### GIVEN DATA
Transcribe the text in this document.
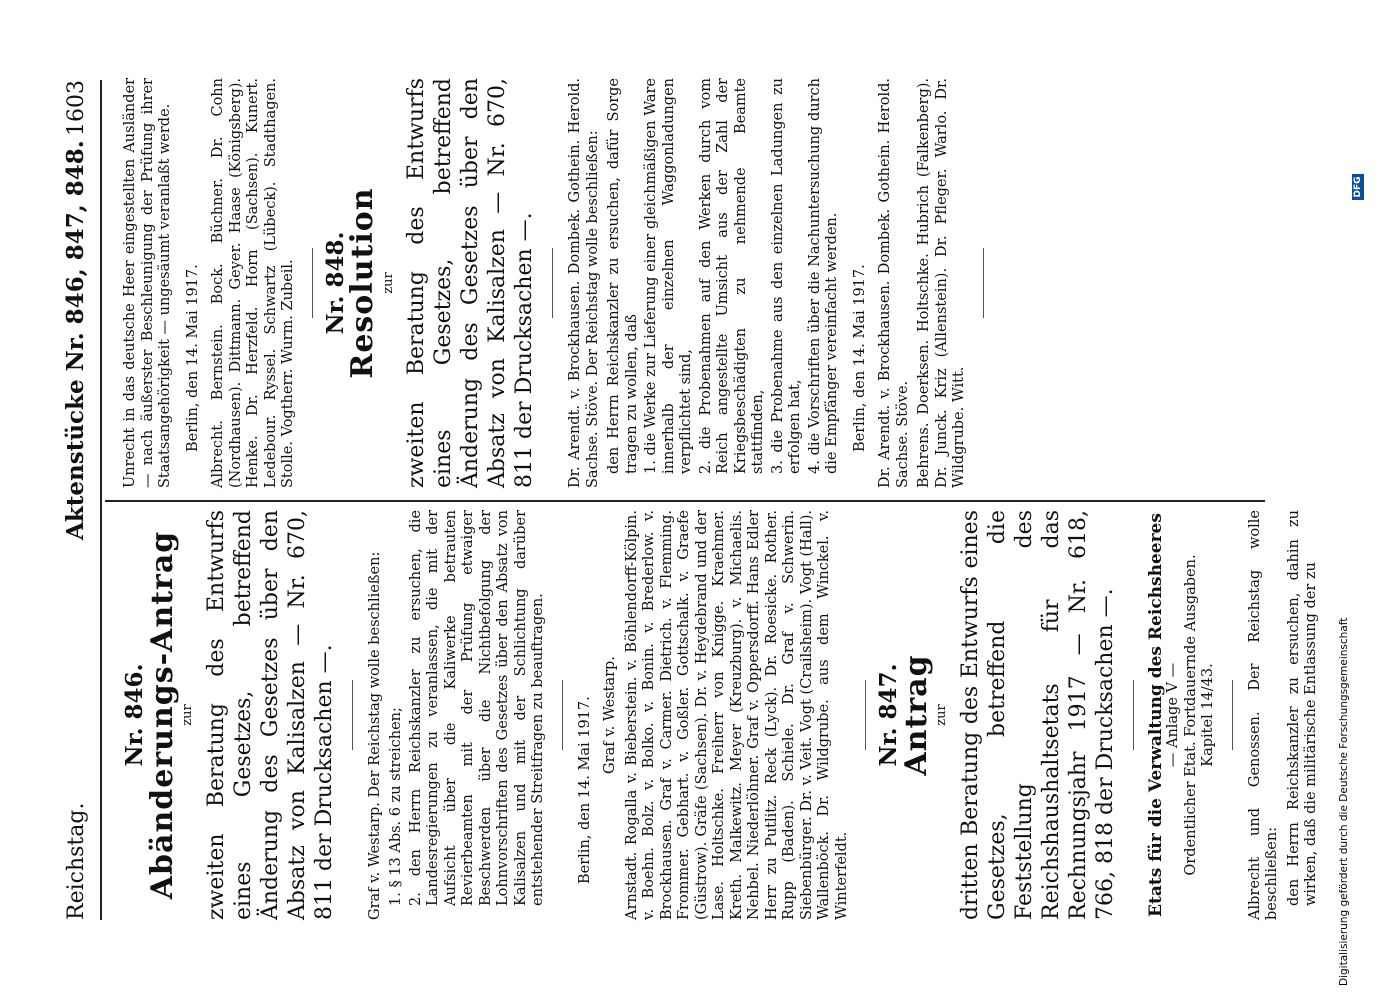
Reichstag.
Aktenstücke Nr. 846, 847, 848.
1603
Nr. 846.
Abänderungs-Antrag zur zweiten Beratung des Entwurfs eines Gesetzes, betreffend Änderung des Gesetzes über den Absatz von Kalisalzen — Nr. 670, 811 der Drucksachen —. Graf v. Westarp. Der Reichstag wolle beschließen: 1. § 13 Abs. 6 zu streichen; 2. den Herrn Reichskanzler zu ersuchen, die Landesregierungen zu veranlassen, die mit der Aufsicht über die Kaliwerke betrauten Revierbeamten mit der Prüfung etwaiger Beschwerden über die Nichtbefolgung der Lohnvorschriften des Gesetzes über den Absatz von Kalisalzen und mit der Schlichtung darüber entstehender Streitfragen zu beauftragen. Berlin, den 14. Mai 1917. Graf v. Westarp. Arnstadt. Rogalla v. Bieberstein. v. Böhlendorff-Kölpin. v. Boehn. Bolz. v. Bolko. v. Bonin. v. Brederlow. v. Brockhausen. Graf v. Carmer. Dietrich. v. Flemming. Frommer. Gebhart. v. Goßler. Gottschalk. v. Graefe (Güstrow). Gräfe (Sachsen). Dr. v. Heydebrand und der Lase. Holtschke. Freiherr von Knigge. Kraehmer. Kreth. Malkewitz. Meyer (Kreuzburg). v. Michaelis. Nehbel. Niederlöhner. Graf v. Oppersdorff. Hans Edler Herr zu Putlitz. Reck (Lyck). Dr. Roesicke. Rother. Rupp (Baden). Schiele. Dr. Graf v. Schwerin. Siebenbürger. Dr. v. Veit. Vogt (Crailsheim). Vogt (Hall). Wallenböck. Dr. Wildgrube. aus dem Winckel. v. Winterfeldt.
Nr. 847.
Antrag zur dritten Beratung des Entwurfs eines Gesetzes, betreffend die Feststellung des Reichshaushaltsetats für das Rechnungsjahr 1917 — Nr. 618, 766, 818 der Drucksachen —. Etats für die Verwaltung des Reichsheeres — Anlage V — Ordentlicher Etat. Fortdauernde Ausgaben. Kapitel 14/43. Albrecht und Genossen. Der Reichstag wolle beschließen: den Herrn Reichskanzler zu ersuchen, dahin zu wirken, daß die militärische Entlassung der zu
Unrecht in das deutsche Heer eingestellten Ausländer — nach äußerster Beschleunigung der Prüfung ihrer Staatsangehörigkeit — ungesäumt veranlaßt werde. Berlin, den 14. Mai 1917. Albrecht. Bernstein. Bock. Büchner. Dr. Cohn (Nordhausen). Dittmann. Geyer. Haase (Königsberg). Henke. Dr. Herzfeld. Horn (Sachsen). Kunert. Ledebour. Ryssel. Schwartz (Lübeck). Stadthagen. Stolle. Vogtherr. Wurm. Zubeil. Nr. 848.
Resolution zur zweiten Beratung des Entwurfs eines Gesetzes, betreffend Änderung des Gesetzes über den Absatz von Kalisalzen — Nr. 670, 811 der Drucksachen —. Dr. Arendt. v. Brockhausen. Dombek. Gothein. Herold. Sachse. Stöve. Der Reichstag wolle beschließen: den Herrn Reichskanzler zu ersuchen, dafür Sorge tragen zu wollen, daß 1. die Werke zur Lieferung einer gleichmäßigen Ware innerhalb der einzelnen Waggonladungen verpflichtet sind, 2. die Probenahmen auf den Werken durch vom Reich angestellte Umsicht aus der Zahl der Kriegsbeschädigten zu nehmende Beamte stattfinden, 3. die Probenahme aus den einzelnen Ladungen zu erfolgen hat, 4. die Vorschriften über die Nachuntersuchung durch die Empfänger vereinfacht werden. Berlin, den 14. Mai 1917. Dr. Arendt. v. Brockhausen. Dombek. Gothein. Herold. Sachse. Stöve. Behrens. Doerksen. Holtschke. Hubrich (Falkenberg). Dr. Junck. Kriz (Allenstein). Dr. Pfleger. Warlo. Dr. Wildgrube. Witt.
Digitalisierung gefördert durch die Deutsche Forschungsgemeinschaft
DFG
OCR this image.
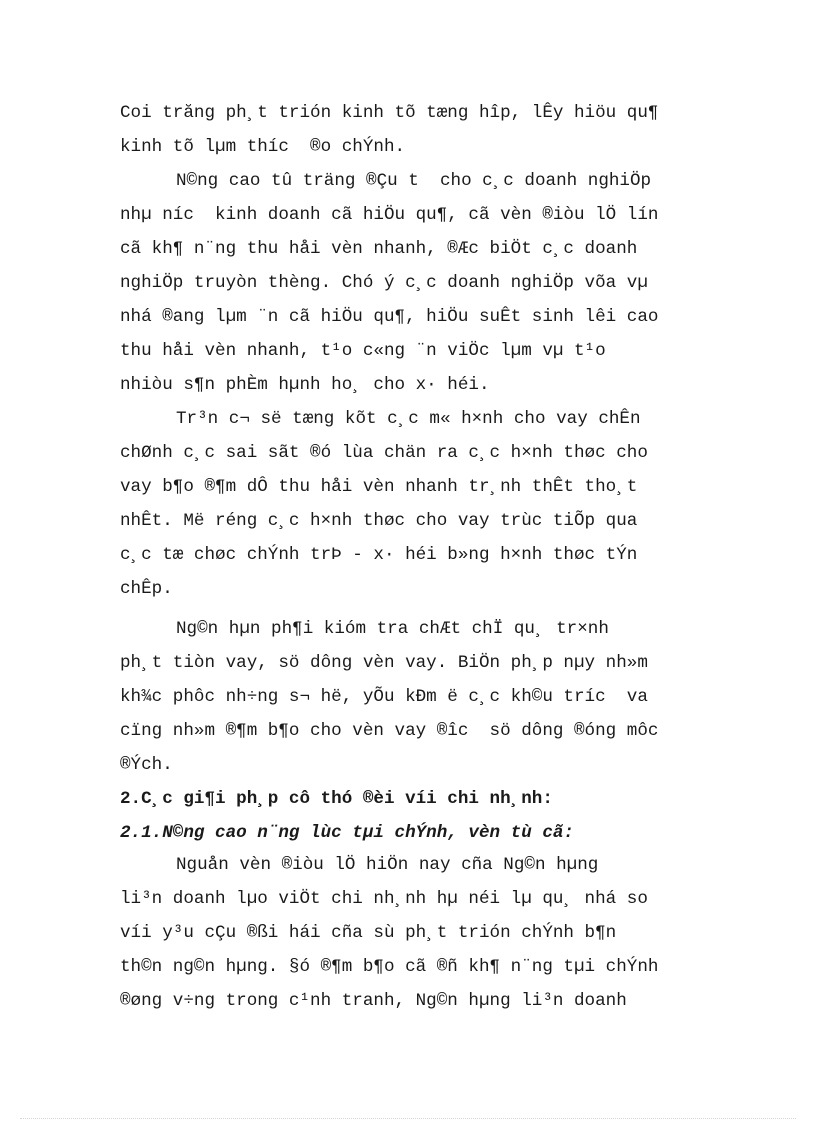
Coi trăng ph¸t trión kinh tõ tæng hîp, lÊy hiöu qu¶
kinh tõ lµm thíc  ®o chÝnh.
N©ng cao tû träng ®Çu t  cho c¸c doanh nghiÖp
nhµ níc  kinh doanh cã hiÖu qu¶, cã vèn ®iòu lÖ lín
cã kh¶ n¨ng thu håi vèn nhanh, ®Æc biÖt c¸c doanh
nghiÖp truyòn thèng. Chó ý c¸c doanh nghiÖp võa vµ
nhá ®ang lµm ¨n cã hiÖu qu¶, hiÖu suÊt sinh lêi cao
thu håi vèn nhanh, t¹o c«ng ¨n viÖc lµm vµ t¹o
nhiòu s¶n phÈm hµnh ho¸ cho x· héi.
Tr³n c¬ së tæng kõt c¸c m« h×nh cho vay chÊn
chØnh c¸c sai sãt ®ó lùa chän ra c¸c h×nh thøc cho
vay b¶o ®¶m dÔ thu håi vèn nhanh tr¸nh thÊt tho¸t
nhÊt. Më réng c¸c h×nh thøc cho vay trùc tiÕp qua
c¸c tæ chøc chÝnh trÞ - x· héi b»ng h×nh thøc tÝn
chÊp.
Ng©n hµn ph¶i kióm tra chÆt chÏ qu¸ tr×nh
ph¸t tiòn vay, sö dông vèn vay. BiÖn ph¸p nµy nh»m
kh¾c phôc nh÷ng s¬ hë, yÕu kÐm ë c¸c kh©u tríc  va
cïng nh»m ®¶m b¶o cho vèn vay ®îc  sö dông ®óng môc
®Ých.
2.C¸c gi¶i ph¸p cô thó ®èi víi chi nh¸nh:
2.1.N©ng cao n¨ng lùc tµi chÝnh, vèn tù cã:
Nguån vèn ®iòu lÖ hiÖn nay cña Ng©n hµng
li³n doanh lµo viÖt chi nh¸nh hµ néi lµ qu¸ nhá so
víi y³u cÇu ®ßi hái cña sù ph¸t trión chÝnh b¶n
th©n ng©n hµng. §ó ®¶m b¶o cã ®ñ kh¶ n¨ng tµi chÝnh
®øng v÷ng trong c¹nh tranh, Ng©n hµng li³n doanh
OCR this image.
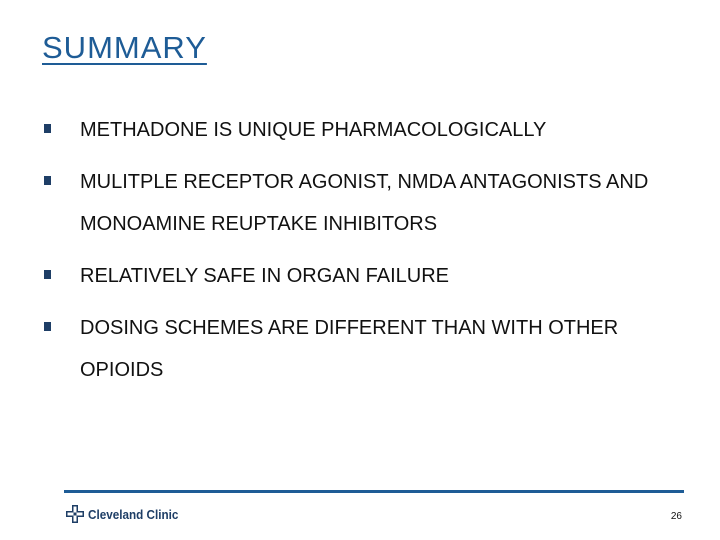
SUMMARY
METHADONE IS UNIQUE PHARMACOLOGICALLY
MULITPLE RECEPTOR AGONIST, NMDA ANTAGONISTS AND MONOAMINE REUPTAKE INHIBITORS
RELATIVELY SAFE IN ORGAN FAILURE
DOSING SCHEMES ARE DIFFERENT THAN WITH OTHER OPIOIDS
Cleveland Clinic	26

### GOAL OF THE EXERCISE
Print every entry exactly as written, without the pictures.

### ANSWER TO THIS TASK
Transcribe the text in this document.
Reichstag.
Aktenstücke Nr. 846, 847, 848.
1603
Nr. 846.
Abänderungs-Antrag zur zweiten Beratung des Entwurfs eines Gesetzes, betreffend Änderung des Gesetzes über den Absatz von Kalisalzen — Nr. 670, 811 der Drucksachen —. Graf v. Westarp. Der Reichstag wolle beschließen: 1. § 13 Abs. 6 zu streichen; 2. den Herrn Reichskanzler zu ersuchen, die Landesregierungen zu veranlassen, die mit der Aufsicht über die Kaliwerke betrauten Revierbeamten mit der Prüfung etwaiger Beschwerden über die Nichtbefolgung der Lohnvorschriften des Gesetzes über den Absatz von Kalisalzen und mit der Schlichtung darüber entstehender Streitfragen zu beauftragen. Berlin, den 14. Mai 1917. Graf v. Westarp. Arnstadt. Rogalla v. Bieberstein. v. Böhlendorff-Kölpin. v. Boehn. Bolz. v. Bolko. v. Bonin. v. Brederlow. v. Brockhausen. Graf v. Carmer. Dietrich. v. Flemming. Frommer. Gebhart. v. Goßler. Gottschalk. v. Graefe (Güstrow). Gräfe (Sachsen). Dr. v. Heydebrand und der Lase. Holtschke. Freiherr von Knigge. Kraehmer. Kreth. Malkewitz. Meyer (Kreuzburg). v. Michaelis. Nehbel. Niederlöhner. Graf v. Oppersdorff. Hans Edler Herr zu Putlitz. Reck (Lyck). Dr. Roesicke. Rother. Rupp (Baden). Schiele. Dr. Graf v. Schwerin. Siebenbürger. Dr. v. Veit. Vogt (Crailsheim). Vogt (Hall). Wallenböck. Dr. Wildgrube. aus dem Winckel. v. Winterfeldt.
Nr. 847.
Antrag zur dritten Beratung des Entwurfs eines Gesetzes, betreffend die Feststellung des Reichshaushaltsetats für das Rechnungsjahr 1917 — Nr. 618, 766, 818 der Drucksachen —. Etats für die Verwaltung des Reichsheeres — Anlage V — Ordentlicher Etat. Fortdauernde Ausgaben. Kapitel 14/43. Albrecht und Genossen. Der Reichstag wolle beschließen: den Herrn Reichskanzler zu ersuchen, dahin zu wirken, daß die militärische Entlassung der zu
Unrecht in das deutsche Heer eingestellten Ausländer — nach äußerster Beschleunigung der Prüfung ihrer Staatsangehörigkeit — ungesäumt veranlaßt werde. Berlin, den 14. Mai 1917. Albrecht. Bernstein. Bock. Büchner. Dr. Cohn (Nordhausen). Dittmann. Geyer. Haase (Königsberg). Henke. Dr. Herzfeld. Horn (Sachsen). Kunert. Ledebour. Ryssel. Schwartz (Lübeck). Stadthagen. Stolle. Vogtherr. Wurm. Zubeil. Nr. 848.
Resolution zur zweiten Beratung des Entwurfs eines Gesetzes, betreffend Änderung des Gesetzes über den Absatz von Kalisalzen — Nr. 670, 811 der Drucksachen —. Dr. Arendt. v. Brockhausen. Dombek. Gothein. Herold. Sachse. Stöve. Der Reichstag wolle beschließen: den Herrn Reichskanzler zu ersuchen, dafür Sorge tragen zu wollen, daß 1. die Werke zur Lieferung einer gleichmäßigen Ware innerhalb der einzelnen Waggonladungen verpflichtet sind, 2. die Probenahmen auf den Werken durch vom Reich angestellte Umsicht aus der Zahl der Kriegsbeschädigten zu nehmende Beamte stattfinden, 3. die Probenahme aus den einzelnen Ladungen zu erfolgen hat, 4. die Vorschriften über die Nachuntersuchung durch die Empfänger vereinfacht werden. Berlin, den 14. Mai 1917. Dr. Arendt. v. Brockhausen. Dombek. Gothein. Herold. Sachse. Stöve. Behrens. Doerksen. Holtschke. Hubrich (Falkenberg). Dr. Junck. Kriz (Allenstein). Dr. Pfleger. Warlo. Dr. Wildgrube. Witt.
Digitalisierung gefördert durch die Deutsche Forschungsgemeinschaft
DFG
OCR this image.
Coi trăng ph¸t trión kinh tõ tæng hîp, lÊy hiöu qu¶
kinh tõ lµm thíc  ®o chÝnh.
N©ng cao tû träng ®Çu t  cho c¸c doanh nghiÖp
nhµ níc  kinh doanh cã hiÖu qu¶, cã vèn ®iòu lÖ lín
cã kh¶ n¨ng thu håi vèn nhanh, ®Æc biÖt c¸c doanh
nghiÖp truyòn thèng. Chó ý c¸c doanh nghiÖp võa vµ
nhá ®ang lµm ¨n cã hiÖu qu¶, hiÖu suÊt sinh lêi cao
thu håi vèn nhanh, t¹o c«ng ¨n viÖc lµm vµ t¹o
nhiòu s¶n phÈm hµnh ho¸ cho x· héi.
Tr³n c¬ së tæng kõt c¸c m« h×nh cho vay chÊn
chØnh c¸c sai sãt ®ó lùa chän ra c¸c h×nh thøc cho
vay b¶o ®¶m dÔ thu håi vèn nhanh tr¸nh thÊt tho¸t
nhÊt. Më réng c¸c h×nh thøc cho vay trùc tiÕp qua
c¸c tæ chøc chÝnh trÞ - x· héi b»ng h×nh thøc tÝn
chÊp.
Ng©n hµn ph¶i kióm tra chÆt chÏ qu¸ tr×nh
ph¸t tiòn vay, sö dông vèn vay. BiÖn ph¸p nµy nh»m
kh¾c phôc nh÷ng s¬ hë, yÕu kÐm ë c¸c kh©u tríc  va
cïng nh»m ®¶m b¶o cho vèn vay ®îc  sö dông ®óng môc
®Ých.
2.C¸c gi¶i ph¸p cô thó ®èi víi chi nh¸nh:
2.1.N©ng cao n¨ng lùc tµi chÝnh, vèn tù cã:
Nguån vèn ®iòu lÖ hiÖn nay cña Ng©n hµng
li³n doanh lµo viÖt chi nh¸nh hµ néi lµ qu¸ nhá so
víi y³u cÇu ®ßi hái cña sù ph¸t trión chÝnh b¶n
th©n ng©n hµng. §ó ®¶m b¶o cã ®ñ kh¶ n¨ng tµi chÝnh
®øng v÷ng trong c¹nh tranh, Ng©n hµng li³n doanh
OCR this image.
SUMMARY
METHADONE IS UNIQUE PHARMACOLOGICALLY
MULITPLE RECEPTOR AGONIST, NMDA ANTAGONISTS AND MONOAMINE REUPTAKE INHIBITORS
RELATIVELY SAFE IN ORGAN FAILURE
DOSING SCHEMES ARE DIFFERENT THAN WITH OTHER OPIOIDS
Cleveland Clinic	26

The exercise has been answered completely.